**WHAT YOU SHOULD DO**: Transcribe the listing that follows in full, omitting pictures.

**EXTRACTED INFORMATION**:
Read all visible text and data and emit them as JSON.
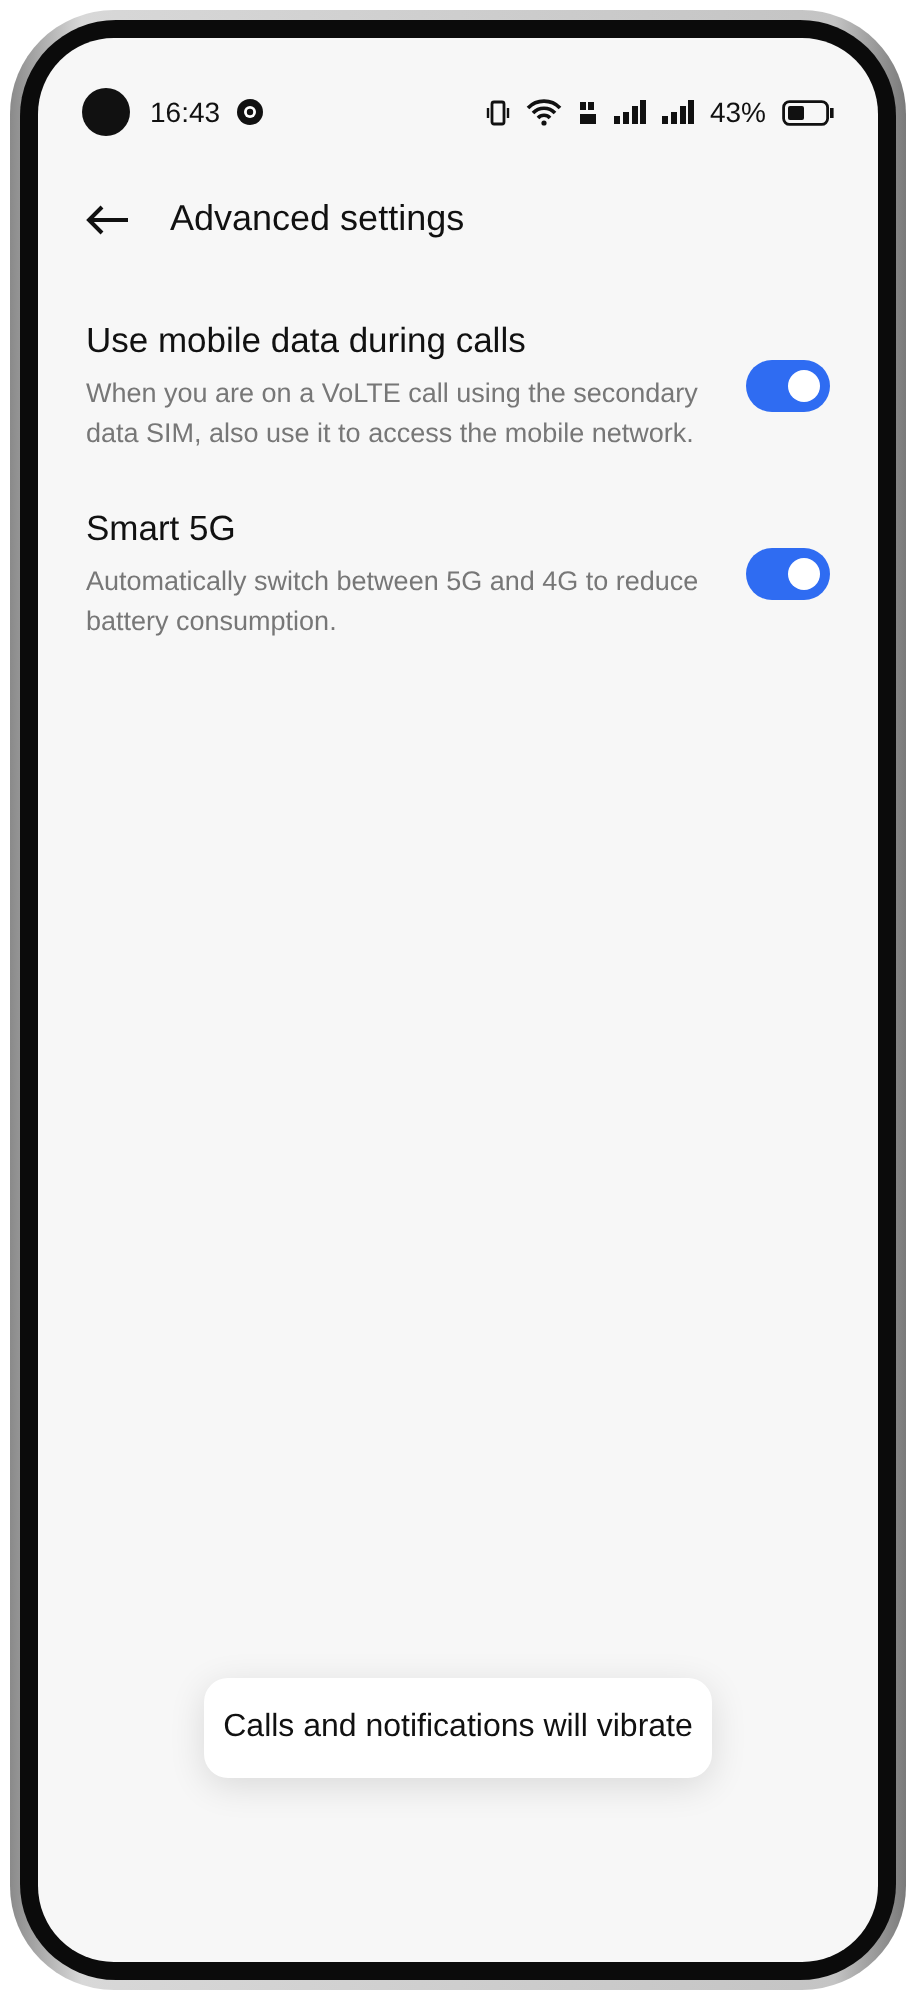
{
  "status_bar": {
    "time": "16:43",
    "battery": "43%"
  },
  "header": {
    "title": "Advanced settings"
  },
  "settings": [
    {
      "title": "Use mobile data during calls",
      "description": "When you are on a VoLTE call using the secondary data SIM, also use it to access the mobile network.",
      "on": true
    },
    {
      "title": "Smart 5G",
      "description": "Automatically switch between 5G and 4G to reduce battery consumption.",
      "on": true
    }
  ],
  "toast": "Calls and notifications will vibrate"
}
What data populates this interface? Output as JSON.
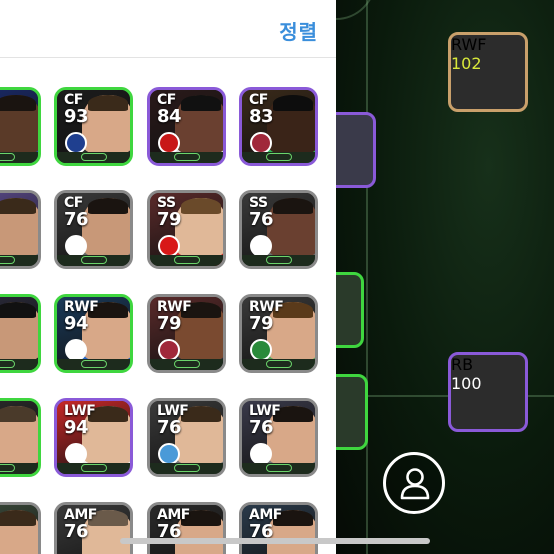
{
  "header": {
    "sort_label": "정렬"
  },
  "list": {
    "cards": [
      {
        "pos": "",
        "rating": "",
        "border": "#3fd63f",
        "bg": "#1a2a6a",
        "skin": "#5a3a28",
        "hair": "#1a1410",
        "shirt": "#2a4ba6",
        "badge": ""
      },
      {
        "pos": "CF",
        "rating": "93",
        "border": "#3fd63f",
        "bg": "#1c1c1c",
        "skin": "#d8a888",
        "hair": "#3a2a1a",
        "shirt": "#2a2a2a",
        "badge": "#1f3f8f"
      },
      {
        "pos": "CF",
        "rating": "84",
        "border": "#8a5ad8",
        "bg": "#2a1a1a",
        "skin": "#6a4030",
        "hair": "#111111",
        "shirt": "#d8d8d8",
        "badge": "#c81818"
      },
      {
        "pos": "CF",
        "rating": "83",
        "border": "#8a5ad8",
        "bg": "#3a2a1a",
        "skin": "#3a2418",
        "hair": "#0d0d0d",
        "shirt": "#2fb85a",
        "badge": "#a0283a"
      },
      {
        "pos": "",
        "rating": "",
        "border": "#8a8a8a",
        "bg": "#5a4a8a",
        "skin": "#c89878",
        "hair": "#3a2a1a",
        "shirt": "#7a7a7a",
        "badge": ""
      },
      {
        "pos": "CF",
        "rating": "76",
        "border": "#8a8a8a",
        "bg": "#3a3a3a",
        "skin": "#c89878",
        "hair": "#1a1410",
        "shirt": "#6a6a6a",
        "badge": "#ffffff"
      },
      {
        "pos": "SS",
        "rating": "79",
        "border": "#8a8a8a",
        "bg": "#5a2a2a",
        "skin": "#e0b898",
        "hair": "#6a4a2a",
        "shirt": "#c82828",
        "badge": "#d81818"
      },
      {
        "pos": "SS",
        "rating": "76",
        "border": "#8a8a8a",
        "bg": "#3a3a3a",
        "skin": "#6a4030",
        "hair": "#1a1410",
        "shirt": "#6a6a6a",
        "badge": "#ffffff"
      },
      {
        "pos": "",
        "rating": "",
        "border": "#3fd63f",
        "bg": "#2a2a3a",
        "skin": "#c89878",
        "hair": "#111111",
        "shirt": "#1a1a1a",
        "badge": ""
      },
      {
        "pos": "RWF",
        "rating": "94",
        "border": "#3fd63f",
        "bg": "#1a3a5a",
        "skin": "#d8a888",
        "hair": "#1a1410",
        "shirt": "#2a6ac8",
        "badge": "#ffffff"
      },
      {
        "pos": "RWF",
        "rating": "79",
        "border": "#8a8a8a",
        "bg": "#5a2a2a",
        "skin": "#7a4a30",
        "hair": "#1a1410",
        "shirt": "#2a2a3a",
        "badge": "#a0283a"
      },
      {
        "pos": "RWF",
        "rating": "79",
        "border": "#8a8a8a",
        "bg": "#3a3a3a",
        "skin": "#d8a888",
        "hair": "#5a3a1a",
        "shirt": "#5aa85a",
        "badge": "#2a8a3a"
      },
      {
        "pos": "",
        "rating": "",
        "border": "#3fd63f",
        "bg": "#2a2a2a",
        "skin": "#d8a888",
        "hair": "#4a3a2a",
        "shirt": "#c82828",
        "badge": ""
      },
      {
        "pos": "LWF",
        "rating": "94",
        "border": "#8a5ad8",
        "bg": "#c82828",
        "skin": "#e0b898",
        "hair": "#3a2a1a",
        "shirt": "#f0f0f0",
        "badge": "#ffffff"
      },
      {
        "pos": "LWF",
        "rating": "76",
        "border": "#8a8a8a",
        "bg": "#3a3a3a",
        "skin": "#e0b898",
        "hair": "#3a2a1a",
        "shirt": "#7a7a7a",
        "badge": "#4a9ad8"
      },
      {
        "pos": "LWF",
        "rating": "76",
        "border": "#8a8a8a",
        "bg": "#3a3a4a",
        "skin": "#d8a888",
        "hair": "#1a1410",
        "shirt": "#7a7a7a",
        "badge": "#ffffff"
      },
      {
        "pos": "",
        "rating": "",
        "border": "#8a8a8a",
        "bg": "#3a4a3a",
        "skin": "#d8a888",
        "hair": "#3a2a1a",
        "shirt": "#3a8a3a",
        "badge": ""
      },
      {
        "pos": "AMF",
        "rating": "76",
        "border": "#8a8a8a",
        "bg": "#3a3a3a",
        "skin": "#e0b898",
        "hair": "#6a5a4a",
        "shirt": "#5a5a5a",
        "badge": ""
      },
      {
        "pos": "AMF",
        "rating": "76",
        "border": "#8a8a8a",
        "bg": "#2a2a2a",
        "skin": "#d8a888",
        "hair": "#1a1410",
        "shirt": "#c82828",
        "badge": ""
      },
      {
        "pos": "AMF",
        "rating": "76",
        "border": "#8a8a8a",
        "bg": "#2a3a4a",
        "skin": "#d8a888",
        "hair": "#1a1410",
        "shirt": "#2a8ac8",
        "badge": ""
      }
    ]
  },
  "pitch": {
    "cards": [
      {
        "pos": "RWF",
        "rating": "102",
        "border": "#c9a06b",
        "bg": "#4a7a4a",
        "skin": "#c89878",
        "hair": "#1a1410",
        "shirt": "#2a3a8a",
        "badge": "#a0283a",
        "rating_color": "#d8e83a"
      },
      {
        "pos": "RB",
        "rating": "100",
        "border": "#8a5ad8",
        "bg": "#3a2a5a",
        "skin": "#6a4030",
        "hair": "#111111",
        "shirt": "#2a2a3a",
        "badge": "#a0283a",
        "rating_color": "#ffffff"
      }
    ]
  },
  "profile": {
    "icon": "person-icon"
  }
}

**REPLY**:
Read all visible text and data and emit them as JSON.
{
  "status_bar": {
    "time": "16:43",
    "battery": "43%"
  },
  "header": {
    "title": "Advanced settings"
  },
  "settings": [
    {
      "title": "Use mobile data during calls",
      "description": "When you are on a VoLTE call using the secondary data SIM, also use it to access the mobile network.",
      "on": true
    },
    {
      "title": "Smart 5G",
      "description": "Automatically switch between 5G and 4G to reduce battery consumption.",
      "on": true
    }
  ],
  "toast": "Calls and notifications will vibrate"
}
What data populates this interface? Output as JSON.
{
  "header": {
    "sort_label": "정렬"
  },
  "list": {
    "cards": [
      {
        "pos": "",
        "rating": "",
        "border": "#3fd63f",
        "bg": "#1a2a6a",
        "skin": "#5a3a28",
        "hair": "#1a1410",
        "shirt": "#2a4ba6",
        "badge": ""
      },
      {
        "pos": "CF",
        "rating": "93",
        "border": "#3fd63f",
        "bg": "#1c1c1c",
        "skin": "#d8a888",
        "hair": "#3a2a1a",
        "shirt": "#2a2a2a",
        "badge": "#1f3f8f"
      },
      {
        "pos": "CF",
        "rating": "84",
        "border": "#8a5ad8",
        "bg": "#2a1a1a",
        "skin": "#6a4030",
        "hair": "#111111",
        "shirt": "#d8d8d8",
        "badge": "#c81818"
      },
      {
        "pos": "CF",
        "rating": "83",
        "border": "#8a5ad8",
        "bg": "#3a2a1a",
        "skin": "#3a2418",
        "hair": "#0d0d0d",
        "shirt": "#2fb85a",
        "badge": "#a0283a"
      },
      {
        "pos": "",
        "rating": "",
        "border": "#8a8a8a",
        "bg": "#5a4a8a",
        "skin": "#c89878",
        "hair": "#3a2a1a",
        "shirt": "#7a7a7a",
        "badge": ""
      },
      {
        "pos": "CF",
        "rating": "76",
        "border": "#8a8a8a",
        "bg": "#3a3a3a",
        "skin": "#c89878",
        "hair": "#1a1410",
        "shirt": "#6a6a6a",
        "badge": "#ffffff"
      },
      {
        "pos": "SS",
        "rating": "79",
        "border": "#8a8a8a",
        "bg": "#5a2a2a",
        "skin": "#e0b898",
        "hair": "#6a4a2a",
        "shirt": "#c82828",
        "badge": "#d81818"
      },
      {
        "pos": "SS",
        "rating": "76",
        "border": "#8a8a8a",
        "bg": "#3a3a3a",
        "skin": "#6a4030",
        "hair": "#1a1410",
        "shirt": "#6a6a6a",
        "badge": "#ffffff"
      },
      {
        "pos": "",
        "rating": "",
        "border": "#3fd63f",
        "bg": "#2a2a3a",
        "skin": "#c89878",
        "hair": "#111111",
        "shirt": "#1a1a1a",
        "badge": ""
      },
      {
        "pos": "RWF",
        "rating": "94",
        "border": "#3fd63f",
        "bg": "#1a3a5a",
        "skin": "#d8a888",
        "hair": "#1a1410",
        "shirt": "#2a6ac8",
        "badge": "#ffffff"
      },
      {
        "pos": "RWF",
        "rating": "79",
        "border": "#8a8a8a",
        "bg": "#5a2a2a",
        "skin": "#7a4a30",
        "hair": "#1a1410",
        "shirt": "#2a2a3a",
        "badge": "#a0283a"
      },
      {
        "pos": "RWF",
        "rating": "79",
        "border": "#8a8a8a",
        "bg": "#3a3a3a",
        "skin": "#d8a888",
        "hair": "#5a3a1a",
        "shirt": "#5aa85a",
        "badge": "#2a8a3a"
      },
      {
        "pos": "",
        "rating": "",
        "border": "#3fd63f",
        "bg": "#2a2a2a",
        "skin": "#d8a888",
        "hair": "#4a3a2a",
        "shirt": "#c82828",
        "badge": ""
      },
      {
        "pos": "LWF",
        "rating": "94",
        "border": "#8a5ad8",
        "bg": "#c82828",
        "skin": "#e0b898",
        "hair": "#3a2a1a",
        "shirt": "#f0f0f0",
        "badge": "#ffffff"
      },
      {
        "pos": "LWF",
        "rating": "76",
        "border": "#8a8a8a",
        "bg": "#3a3a3a",
        "skin": "#e0b898",
        "hair": "#3a2a1a",
        "shirt": "#7a7a7a",
        "badge": "#4a9ad8"
      },
      {
        "pos": "LWF",
        "rating": "76",
        "border": "#8a8a8a",
        "bg": "#3a3a4a",
        "skin": "#d8a888",
        "hair": "#1a1410",
        "shirt": "#7a7a7a",
        "badge": "#ffffff"
      },
      {
        "pos": "",
        "rating": "",
        "border": "#8a8a8a",
        "bg": "#3a4a3a",
        "skin": "#d8a888",
        "hair": "#3a2a1a",
        "shirt": "#3a8a3a",
        "badge": ""
      },
      {
        "pos": "AMF",
        "rating": "76",
        "border": "#8a8a8a",
        "bg": "#3a3a3a",
        "skin": "#e0b898",
        "hair": "#6a5a4a",
        "shirt": "#5a5a5a",
        "badge": ""
      },
      {
        "pos": "AMF",
        "rating": "76",
        "border": "#8a8a8a",
        "bg": "#2a2a2a",
        "skin": "#d8a888",
        "hair": "#1a1410",
        "shirt": "#c82828",
        "badge": ""
      },
      {
        "pos": "AMF",
        "rating": "76",
        "border": "#8a8a8a",
        "bg": "#2a3a4a",
        "skin": "#d8a888",
        "hair": "#1a1410",
        "shirt": "#2a8ac8",
        "badge": ""
      }
    ]
  },
  "pitch": {
    "cards": [
      {
        "pos": "RWF",
        "rating": "102",
        "border": "#c9a06b",
        "bg": "#4a7a4a",
        "skin": "#c89878",
        "hair": "#1a1410",
        "shirt": "#2a3a8a",
        "badge": "#a0283a",
        "rating_color": "#d8e83a"
      },
      {
        "pos": "RB",
        "rating": "100",
        "border": "#8a5ad8",
        "bg": "#3a2a5a",
        "skin": "#6a4030",
        "hair": "#111111",
        "shirt": "#2a2a3a",
        "badge": "#a0283a",
        "rating_color": "#ffffff"
      }
    ]
  },
  "profile": {
    "icon": "person-icon"
  }
}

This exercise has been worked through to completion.